### PROVIDED RECORDS
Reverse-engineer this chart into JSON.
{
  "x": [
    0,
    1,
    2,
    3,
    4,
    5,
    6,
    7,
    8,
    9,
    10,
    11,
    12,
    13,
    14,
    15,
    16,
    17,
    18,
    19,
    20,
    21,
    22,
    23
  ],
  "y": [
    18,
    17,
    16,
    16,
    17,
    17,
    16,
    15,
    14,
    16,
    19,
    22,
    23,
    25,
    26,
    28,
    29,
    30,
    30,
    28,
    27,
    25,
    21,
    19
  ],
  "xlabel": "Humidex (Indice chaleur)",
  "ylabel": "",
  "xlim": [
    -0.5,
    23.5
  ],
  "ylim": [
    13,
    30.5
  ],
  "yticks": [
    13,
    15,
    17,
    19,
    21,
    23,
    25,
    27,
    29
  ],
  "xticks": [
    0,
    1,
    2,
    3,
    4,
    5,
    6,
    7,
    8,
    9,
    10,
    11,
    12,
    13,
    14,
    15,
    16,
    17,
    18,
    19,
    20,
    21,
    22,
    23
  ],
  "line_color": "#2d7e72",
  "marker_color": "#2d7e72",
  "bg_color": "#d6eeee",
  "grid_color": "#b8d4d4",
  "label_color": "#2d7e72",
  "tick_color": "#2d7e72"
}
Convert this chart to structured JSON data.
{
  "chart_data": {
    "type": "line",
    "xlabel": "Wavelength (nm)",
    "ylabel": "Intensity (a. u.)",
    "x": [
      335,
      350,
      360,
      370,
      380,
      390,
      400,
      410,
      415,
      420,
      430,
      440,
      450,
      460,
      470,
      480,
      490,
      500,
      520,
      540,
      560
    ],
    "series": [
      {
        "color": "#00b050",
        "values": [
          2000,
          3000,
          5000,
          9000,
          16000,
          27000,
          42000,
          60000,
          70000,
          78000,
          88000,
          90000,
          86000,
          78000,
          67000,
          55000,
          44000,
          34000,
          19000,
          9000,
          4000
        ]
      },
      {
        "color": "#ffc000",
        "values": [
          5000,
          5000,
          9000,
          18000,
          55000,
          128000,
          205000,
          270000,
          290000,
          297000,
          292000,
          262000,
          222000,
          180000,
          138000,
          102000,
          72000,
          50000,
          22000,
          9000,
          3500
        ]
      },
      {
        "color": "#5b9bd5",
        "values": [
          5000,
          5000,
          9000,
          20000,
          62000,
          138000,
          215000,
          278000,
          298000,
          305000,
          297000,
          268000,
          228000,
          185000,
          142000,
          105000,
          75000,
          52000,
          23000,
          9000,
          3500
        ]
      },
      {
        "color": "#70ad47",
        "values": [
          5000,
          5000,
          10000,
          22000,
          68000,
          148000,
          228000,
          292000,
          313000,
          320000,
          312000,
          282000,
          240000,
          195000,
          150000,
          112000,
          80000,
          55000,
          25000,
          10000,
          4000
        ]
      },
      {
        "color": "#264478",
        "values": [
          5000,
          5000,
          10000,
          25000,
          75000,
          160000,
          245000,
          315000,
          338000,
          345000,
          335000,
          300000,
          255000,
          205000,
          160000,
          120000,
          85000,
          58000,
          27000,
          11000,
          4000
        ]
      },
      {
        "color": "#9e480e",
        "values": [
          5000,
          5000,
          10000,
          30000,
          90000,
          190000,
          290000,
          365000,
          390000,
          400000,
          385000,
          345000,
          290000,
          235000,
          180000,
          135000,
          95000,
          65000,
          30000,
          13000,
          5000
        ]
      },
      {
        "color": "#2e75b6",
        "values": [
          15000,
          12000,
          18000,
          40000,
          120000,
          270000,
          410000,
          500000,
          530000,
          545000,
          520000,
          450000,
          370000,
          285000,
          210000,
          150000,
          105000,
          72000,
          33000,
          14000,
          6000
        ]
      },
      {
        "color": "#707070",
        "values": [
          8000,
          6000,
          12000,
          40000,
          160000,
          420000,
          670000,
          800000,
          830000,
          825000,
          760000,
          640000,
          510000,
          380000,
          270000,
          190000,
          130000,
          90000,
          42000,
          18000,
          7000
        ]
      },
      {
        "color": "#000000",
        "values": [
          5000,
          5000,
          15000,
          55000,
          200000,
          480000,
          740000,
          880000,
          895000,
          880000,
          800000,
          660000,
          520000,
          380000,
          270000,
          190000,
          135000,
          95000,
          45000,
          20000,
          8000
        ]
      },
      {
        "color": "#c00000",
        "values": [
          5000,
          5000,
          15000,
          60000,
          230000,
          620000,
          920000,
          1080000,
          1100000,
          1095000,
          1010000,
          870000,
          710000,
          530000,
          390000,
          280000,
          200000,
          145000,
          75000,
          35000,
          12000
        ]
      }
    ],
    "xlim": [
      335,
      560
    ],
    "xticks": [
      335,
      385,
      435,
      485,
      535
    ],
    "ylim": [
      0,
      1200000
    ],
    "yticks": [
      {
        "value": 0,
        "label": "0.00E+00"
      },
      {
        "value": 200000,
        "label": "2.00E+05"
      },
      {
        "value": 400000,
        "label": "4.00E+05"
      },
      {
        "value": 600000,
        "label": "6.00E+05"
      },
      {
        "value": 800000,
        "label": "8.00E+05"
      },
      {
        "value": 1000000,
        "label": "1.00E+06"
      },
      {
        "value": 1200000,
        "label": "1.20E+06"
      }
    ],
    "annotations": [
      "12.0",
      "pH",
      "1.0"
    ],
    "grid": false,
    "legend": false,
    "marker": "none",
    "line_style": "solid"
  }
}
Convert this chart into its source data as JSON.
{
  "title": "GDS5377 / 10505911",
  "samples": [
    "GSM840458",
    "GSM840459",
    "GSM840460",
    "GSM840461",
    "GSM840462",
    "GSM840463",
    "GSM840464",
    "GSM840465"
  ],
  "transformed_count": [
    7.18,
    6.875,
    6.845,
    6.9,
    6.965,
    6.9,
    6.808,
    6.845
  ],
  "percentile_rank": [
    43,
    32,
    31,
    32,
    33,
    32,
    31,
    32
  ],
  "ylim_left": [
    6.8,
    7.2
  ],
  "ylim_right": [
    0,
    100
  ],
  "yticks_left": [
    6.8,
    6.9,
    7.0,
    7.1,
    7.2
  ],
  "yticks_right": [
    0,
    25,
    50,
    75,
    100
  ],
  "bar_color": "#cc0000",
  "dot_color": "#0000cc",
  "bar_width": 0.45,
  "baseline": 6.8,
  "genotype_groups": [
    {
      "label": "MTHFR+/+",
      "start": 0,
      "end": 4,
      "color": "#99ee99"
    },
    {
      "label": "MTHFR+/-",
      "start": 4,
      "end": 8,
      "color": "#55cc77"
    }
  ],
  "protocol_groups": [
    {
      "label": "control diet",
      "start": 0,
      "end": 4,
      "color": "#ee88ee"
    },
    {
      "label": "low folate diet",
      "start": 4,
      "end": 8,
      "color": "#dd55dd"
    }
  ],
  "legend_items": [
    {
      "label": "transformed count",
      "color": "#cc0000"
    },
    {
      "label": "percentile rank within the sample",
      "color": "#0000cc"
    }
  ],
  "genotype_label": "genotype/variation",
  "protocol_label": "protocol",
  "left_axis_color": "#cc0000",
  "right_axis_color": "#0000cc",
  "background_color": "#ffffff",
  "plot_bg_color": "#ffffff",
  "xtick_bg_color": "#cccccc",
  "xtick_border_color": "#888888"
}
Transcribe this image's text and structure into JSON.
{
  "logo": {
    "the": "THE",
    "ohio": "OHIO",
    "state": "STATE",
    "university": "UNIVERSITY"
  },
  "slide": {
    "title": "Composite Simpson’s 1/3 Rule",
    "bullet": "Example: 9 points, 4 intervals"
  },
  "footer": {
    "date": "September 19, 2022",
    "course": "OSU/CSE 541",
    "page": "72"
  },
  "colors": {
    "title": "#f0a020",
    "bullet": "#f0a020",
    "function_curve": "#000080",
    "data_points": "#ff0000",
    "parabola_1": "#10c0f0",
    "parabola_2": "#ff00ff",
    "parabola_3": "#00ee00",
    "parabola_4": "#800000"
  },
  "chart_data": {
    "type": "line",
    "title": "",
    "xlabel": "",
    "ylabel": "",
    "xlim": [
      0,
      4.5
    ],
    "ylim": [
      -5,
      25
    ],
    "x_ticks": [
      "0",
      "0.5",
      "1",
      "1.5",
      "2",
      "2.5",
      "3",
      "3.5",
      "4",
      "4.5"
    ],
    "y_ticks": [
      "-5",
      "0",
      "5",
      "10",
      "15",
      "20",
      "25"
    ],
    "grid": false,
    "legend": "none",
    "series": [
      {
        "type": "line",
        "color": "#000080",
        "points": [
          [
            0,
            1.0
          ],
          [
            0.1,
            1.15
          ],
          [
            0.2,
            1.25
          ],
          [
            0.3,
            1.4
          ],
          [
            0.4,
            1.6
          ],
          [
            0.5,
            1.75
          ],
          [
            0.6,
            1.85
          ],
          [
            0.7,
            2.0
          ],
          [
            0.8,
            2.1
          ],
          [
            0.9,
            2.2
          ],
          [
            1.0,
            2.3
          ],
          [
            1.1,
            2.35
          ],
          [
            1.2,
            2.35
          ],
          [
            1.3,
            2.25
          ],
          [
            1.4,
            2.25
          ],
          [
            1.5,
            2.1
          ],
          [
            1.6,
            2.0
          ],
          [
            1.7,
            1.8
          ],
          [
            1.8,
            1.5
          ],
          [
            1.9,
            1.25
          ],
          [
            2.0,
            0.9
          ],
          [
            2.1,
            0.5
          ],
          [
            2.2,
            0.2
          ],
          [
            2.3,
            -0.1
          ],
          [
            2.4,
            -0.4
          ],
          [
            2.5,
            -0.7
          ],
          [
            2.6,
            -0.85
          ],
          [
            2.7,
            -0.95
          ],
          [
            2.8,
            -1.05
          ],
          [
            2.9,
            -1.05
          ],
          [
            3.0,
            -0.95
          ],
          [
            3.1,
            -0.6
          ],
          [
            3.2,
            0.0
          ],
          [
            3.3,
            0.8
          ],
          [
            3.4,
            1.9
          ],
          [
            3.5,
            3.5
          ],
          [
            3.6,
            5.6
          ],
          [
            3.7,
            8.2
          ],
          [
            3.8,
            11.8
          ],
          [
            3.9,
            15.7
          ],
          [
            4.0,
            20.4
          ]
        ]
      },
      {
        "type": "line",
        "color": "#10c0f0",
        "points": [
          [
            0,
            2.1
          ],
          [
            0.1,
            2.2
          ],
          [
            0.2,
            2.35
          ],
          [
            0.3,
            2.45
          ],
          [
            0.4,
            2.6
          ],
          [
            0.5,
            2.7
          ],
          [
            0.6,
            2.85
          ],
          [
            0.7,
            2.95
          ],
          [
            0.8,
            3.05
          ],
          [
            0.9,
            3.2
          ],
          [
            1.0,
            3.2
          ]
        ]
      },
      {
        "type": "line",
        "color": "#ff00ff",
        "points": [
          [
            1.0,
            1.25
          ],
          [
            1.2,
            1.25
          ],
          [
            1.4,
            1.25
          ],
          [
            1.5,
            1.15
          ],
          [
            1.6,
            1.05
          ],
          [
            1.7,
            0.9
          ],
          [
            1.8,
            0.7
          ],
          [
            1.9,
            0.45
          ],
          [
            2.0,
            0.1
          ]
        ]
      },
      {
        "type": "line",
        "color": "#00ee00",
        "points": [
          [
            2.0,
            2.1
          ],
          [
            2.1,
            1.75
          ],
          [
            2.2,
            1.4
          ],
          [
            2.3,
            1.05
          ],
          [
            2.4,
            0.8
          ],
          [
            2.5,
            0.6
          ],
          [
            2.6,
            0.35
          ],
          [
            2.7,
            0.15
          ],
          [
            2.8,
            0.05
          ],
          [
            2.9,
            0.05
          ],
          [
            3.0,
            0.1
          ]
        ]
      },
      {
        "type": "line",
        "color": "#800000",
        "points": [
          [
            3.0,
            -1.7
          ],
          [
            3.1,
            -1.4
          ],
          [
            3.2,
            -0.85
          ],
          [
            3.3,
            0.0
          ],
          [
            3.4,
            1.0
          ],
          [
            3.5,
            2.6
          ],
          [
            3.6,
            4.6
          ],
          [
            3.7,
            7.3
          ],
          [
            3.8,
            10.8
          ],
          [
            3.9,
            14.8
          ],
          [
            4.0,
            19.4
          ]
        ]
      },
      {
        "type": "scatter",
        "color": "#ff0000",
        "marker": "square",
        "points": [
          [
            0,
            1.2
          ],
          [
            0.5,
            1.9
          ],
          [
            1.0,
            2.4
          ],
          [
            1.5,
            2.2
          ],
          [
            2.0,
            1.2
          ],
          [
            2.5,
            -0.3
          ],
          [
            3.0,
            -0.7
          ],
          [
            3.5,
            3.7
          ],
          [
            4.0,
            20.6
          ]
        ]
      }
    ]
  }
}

### WHAT IS ASKED
Every line that holds the string "title" should be returned.

### EXERCISE RESPONSE
  "title": "GDS5377 / 10505911",
    "title": "Composite Simpson’s 1/3 Rule",
    "title": "#f0a020",
    "title": "",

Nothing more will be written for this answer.